⟨

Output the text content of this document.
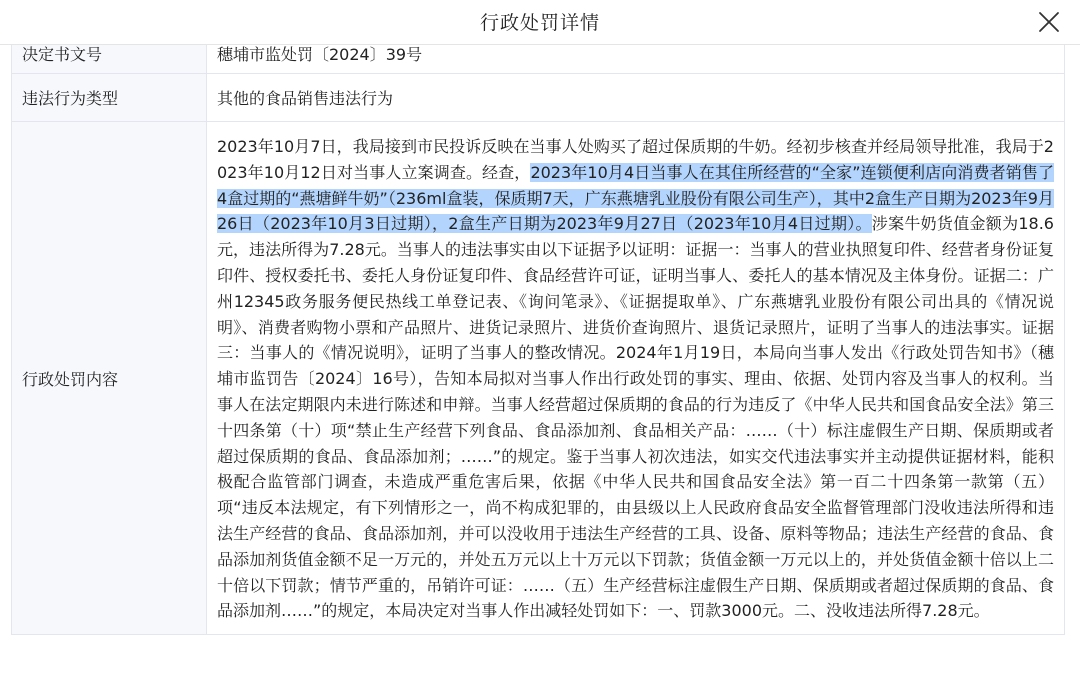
决定书文号	穗埔市监处罚〔2024〕39号
违法行为类型	其他的食品销售违法行为
行政处罚内容	2023年10月7日，我局接到市民投诉反映在当事人处购买了超过保质期的牛奶。经初步核查并经局领导批准，我局于2023年10月12日对当事人立案调查。经查，2023年10月4日当事人在其住所经营的“全家”连锁便利店向消费者销售了4盒过期的“燕塘鲜牛奶”（236ml盒装，保质期7天，广东燕塘乳业股份有限公司生产），其中2盒生产日期为2023年9月26日（2023年10月3日过期），2盒生产日期为2023年9月27日（2023年10月4日过期）。涉案牛奶货值金额为18.6元，违法所得为7.28元。当事人的违法事实由以下证据予以证明：证据一：当事人的营业执照复印件、经营者身份证复印件、授权委托书、委托人身份证复印件、食品经营许可证，证明当事人、委托人的基本情况及主体身份。证据二：广州12345政务服务便民热线工单登记表、《询问笔录》、《证据提取单》、广东燕塘乳业股份有限公司出具的《情况说明》、消费者购物小票和产品照片、进货记录照片、进货价查询照片、退货记录照片，证明了当事人的违法事实。证据三：当事人的《情况说明》，证明了当事人的整改情况。2024年1月19日，本局向当事人发出《行政处罚告知书》（穗埔市监罚告〔2024〕16号），告知本局拟对当事人作出行政处罚的事实、理由、依据、处罚内容及当事人的权利。当事人在法定期限内未进行陈述和申辩。当事人经营超过保质期的食品的行为违反了《中华人民共和国食品安全法》第三十四条第（十）项“禁止生产经营下列食品、食品添加剂、食品相关产品：……（十）标注虚假生产日期、保质期或者超过保质期的食品、食品添加剂；……”的规定。鉴于当事人初次违法，如实交代违法事实并主动提供证据材料，能积极配合监管部门调查，未造成严重危害后果，依据《中华人民共和国食品安全法》第一百二十四条第一款第（五）项“违反本法规定，有下列情形之一，尚不构成犯罪的，由县级以上人民政府食品安全监督管理部门没收违法所得和违法生产经营的食品、食品添加剂，并可以没收用于违法生产经营的工具、设备、原料等物品；违法生产经营的食品、食品添加剂货值金额不足一万元的，并处五万元以上十万元以下罚款；货值金额一万元以上的，并处货值金额十倍以上二十倍以下罚款；情节严重的，吊销许可证：……（五）生产经营标注虚假生产日期、保质期或者超过保质期的食品、食品添加剂……”的规定，本局决定对当事人作出减轻处罚如下：一、罚款3000元。二、没收违法所得7.28元。
行政处罚详情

⟩

## WHAT NEEDS TO BE DONE
All of the records need repeating exactly, except for the pictures.

## TASK RESULT
Output the text content of this document.
决定书文号	穗埔市监处罚〔2024〕39号
违法行为类型	其他的食品销售违法行为
行政处罚内容	2023年10月7日，我局接到市民投诉反映在当事人处购买了超过保质期的牛奶。经初步核查并经局领导批准，我局于2023年10月12日对当事人立案调查。经查，2023年10月4日当事人在其住所经营的“全家”连锁便利店向消费者销售了4盒过期的“燕塘鲜牛奶”（236ml盒装，保质期7天，广东燕塘乳业股份有限公司生产），其中2盒生产日期为2023年9月26日（2023年10月3日过期），2盒生产日期为2023年9月27日（2023年10月4日过期）。涉案牛奶货值金额为18.6元，违法所得为7.28元。当事人的违法事实由以下证据予以证明：证据一：当事人的营业执照复印件、经营者身份证复印件、授权委托书、委托人身份证复印件、食品经营许可证，证明当事人、委托人的基本情况及主体身份。证据二：广州12345政务服务便民热线工单登记表、《询问笔录》、《证据提取单》、广东燕塘乳业股份有限公司出具的《情况说明》、消费者购物小票和产品照片、进货记录照片、进货价查询照片、退货记录照片，证明了当事人的违法事实。证据三：当事人的《情况说明》，证明了当事人的整改情况。2024年1月19日，本局向当事人发出《行政处罚告知书》（穗埔市监罚告〔2024〕16号），告知本局拟对当事人作出行政处罚的事实、理由、依据、处罚内容及当事人的权利。当事人在法定期限内未进行陈述和申辩。当事人经营超过保质期的食品的行为违反了《中华人民共和国食品安全法》第三十四条第（十）项“禁止生产经营下列食品、食品添加剂、食品相关产品：……（十）标注虚假生产日期、保质期或者超过保质期的食品、食品添加剂；……”的规定。鉴于当事人初次违法，如实交代违法事实并主动提供证据材料，能积极配合监管部门调查，未造成严重危害后果，依据《中华人民共和国食品安全法》第一百二十四条第一款第（五）项“违反本法规定，有下列情形之一，尚不构成犯罪的，由县级以上人民政府食品安全监督管理部门没收违法所得和违法生产经营的食品、食品添加剂，并可以没收用于违法生产经营的工具、设备、原料等物品；违法生产经营的食品、食品添加剂货值金额不足一万元的，并处五万元以上十万元以下罚款；货值金额一万元以上的，并处货值金额十倍以上二十倍以下罚款；情节严重的，吊销许可证：……（五）生产经营标注虚假生产日期、保质期或者超过保质期的食品、食品添加剂……”的规定，本局决定对当事人作出减轻处罚如下：一、罚款3000元。二、没收违法所得7.28元。
行政处罚详情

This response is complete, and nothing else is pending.